**TO DO:** Copy all lines in which the word "analysis" can be found.

Records from a collection
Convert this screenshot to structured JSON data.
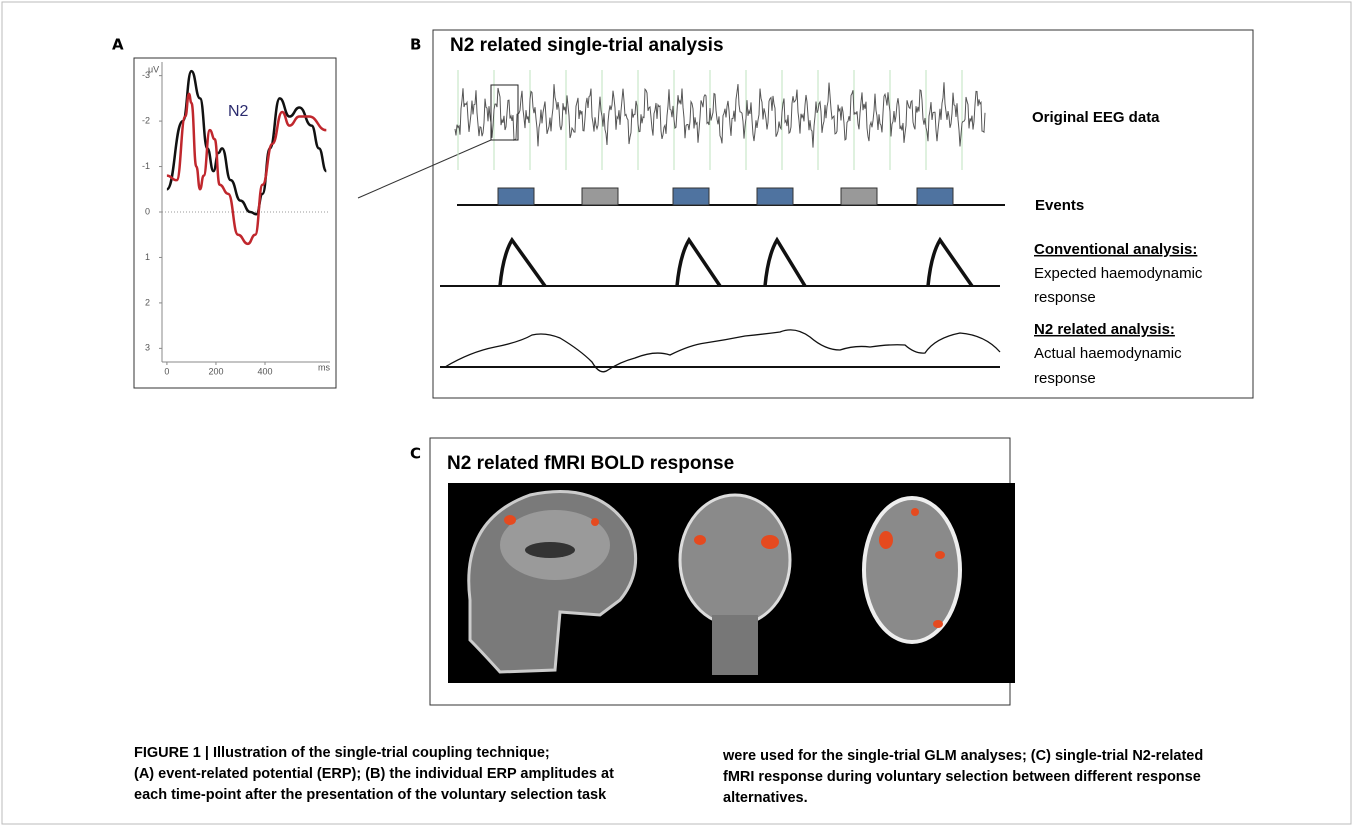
{
  "panels": {
    "a": {
      "label": "A",
      "chart": {
        "type": "line",
        "y_unit": "μV",
        "x_unit": "ms",
        "annotation": "N2",
        "xlim": [
          -20,
          665
        ],
        "ylim": [
          3.3,
          -3.3
        ],
        "xticks": [
          0,
          200,
          400
        ],
        "yticks": [
          -3,
          -2,
          -1,
          0,
          1,
          2,
          3
        ],
        "series": [
          {
            "color": "#111111",
            "x": [
              0,
              65,
              100,
              135,
              165,
              190,
              210,
              225,
              260,
              300,
              340,
              365,
              390,
              420,
              460,
              500,
              540,
              590,
              620,
              650
            ],
            "values": [
              -0.5,
              -2,
              -3.1,
              -2.5,
              -1.4,
              -0.9,
              -1.3,
              -1.4,
              -0.7,
              -0.25,
              0,
              0.05,
              -0.4,
              -1.4,
              -2.5,
              -2.1,
              -2.3,
              -1.9,
              -1.4,
              -0.9
            ]
          },
          {
            "color": "#c0272d",
            "x": [
              0,
              40,
              75,
              90,
              100,
              120,
              135,
              150,
              175,
              195,
              215,
              250,
              290,
              330,
              360,
              390,
              430,
              470,
              500,
              540,
              580,
              650
            ],
            "values": [
              -0.8,
              -0.7,
              -2.1,
              -2.6,
              -2.4,
              -1,
              -0.5,
              -0.8,
              -1.8,
              -1.6,
              -0.6,
              -0.4,
              0.5,
              0.7,
              0.5,
              -0.6,
              -1.5,
              -2.2,
              -1.9,
              -2.1,
              -2.1,
              -1.8
            ]
          }
        ]
      }
    },
    "b": {
      "label": "B",
      "title": "N2 related single-trial analysis",
      "eeg": "Original EEG data",
      "events": "Events",
      "conventional": {
        "heading": "Conventional analysis:",
        "lines": [
          "Expected haemodynamic",
          "response"
        ]
      },
      "n2": {
        "heading": "N2 related analysis:",
        "lines": [
          "Actual haemodynamic",
          "response"
        ]
      }
    },
    "c": {
      "label": "C",
      "title": "N2 related fMRI BOLD response"
    }
  },
  "caption": {
    "columns": [
      [
        "FIGURE 1 | Illustration of the single-trial coupling technique;",
        "(A) event-related potential (ERP); (B) the individual ERP amplitudes at",
        "each time-point after the presentation of the voluntary selection task"
      ],
      [
        "were used for the single-trial GLM analyses; (C) single-trial N2-related",
        "fMRI response during voluntary selection between different response",
        "alternatives."
      ]
    ]
  }
}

**EXERCISE OUTPUT:**
      "title": "N2 related single-trial analysis",
        "heading": "Conventional analysis:",
        "heading": "N2 related analysis:",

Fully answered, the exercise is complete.